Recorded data

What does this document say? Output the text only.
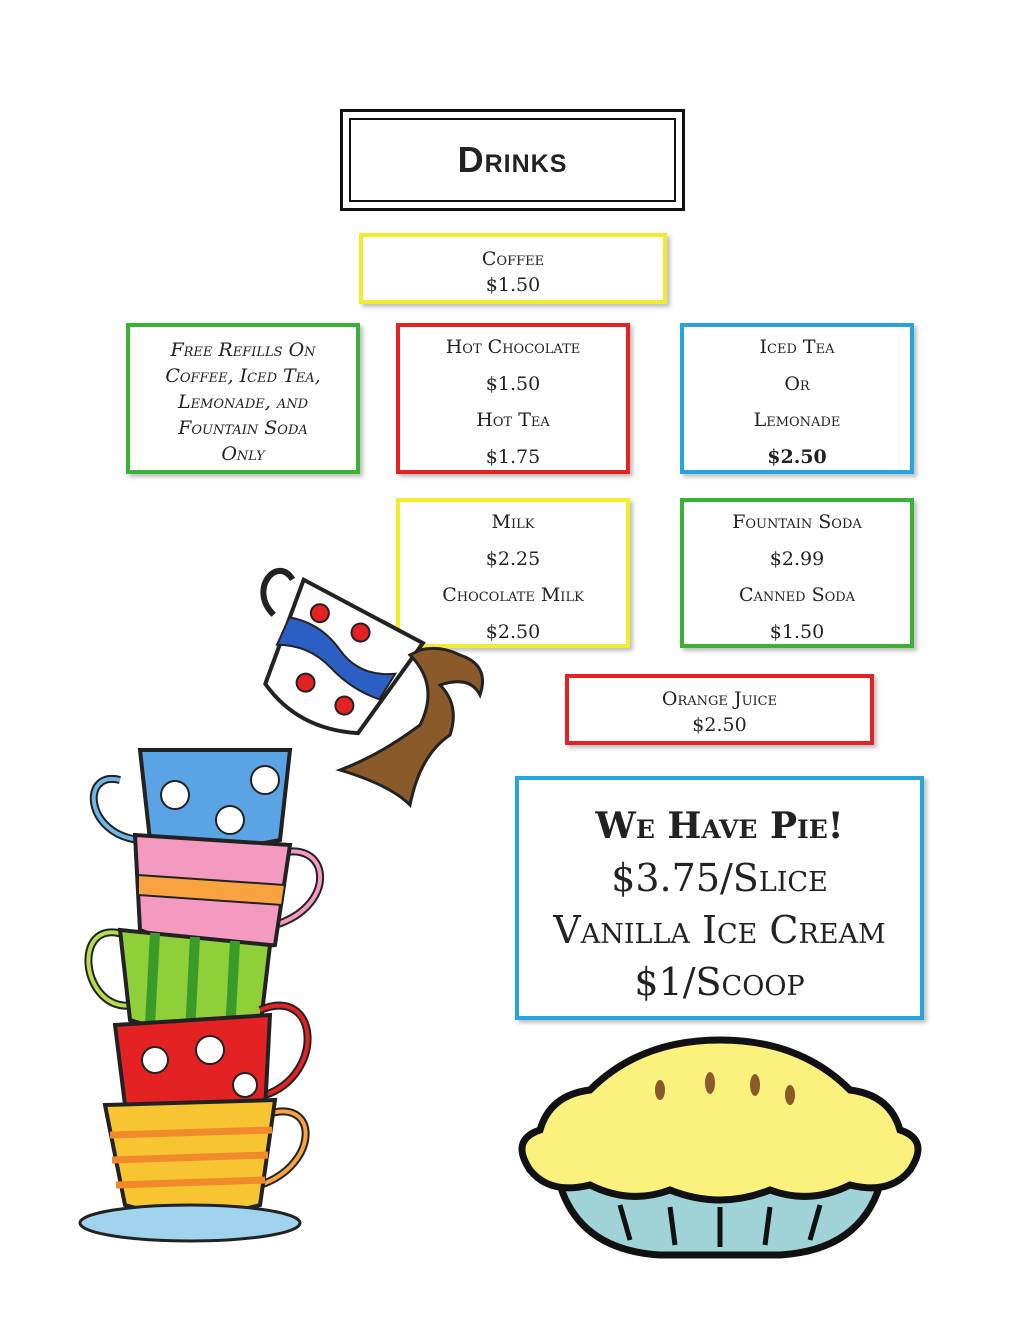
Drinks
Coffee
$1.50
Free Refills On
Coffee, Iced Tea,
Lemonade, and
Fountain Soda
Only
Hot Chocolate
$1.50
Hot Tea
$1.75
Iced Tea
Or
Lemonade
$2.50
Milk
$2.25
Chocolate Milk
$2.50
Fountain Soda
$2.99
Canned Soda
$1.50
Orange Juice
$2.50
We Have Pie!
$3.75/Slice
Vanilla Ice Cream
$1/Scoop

Your goal = Using the data above, print every line exactly, omitting pictures.

Full output =
What does this document say? Output the text only.
Drinks
Coffee
$1.50
Free Refills On
Coffee, Iced Tea,
Lemonade, and
Fountain Soda
Only
Hot Chocolate
$1.50
Hot Tea
$1.75
Iced Tea
Or
Lemonade
$2.50
Milk
$2.25
Chocolate Milk
$2.50
Fountain Soda
$2.99
Canned Soda
$1.50
Orange Juice
$2.50
We Have Pie!
$3.75/Slice
Vanilla Ice Cream
$1/Scoop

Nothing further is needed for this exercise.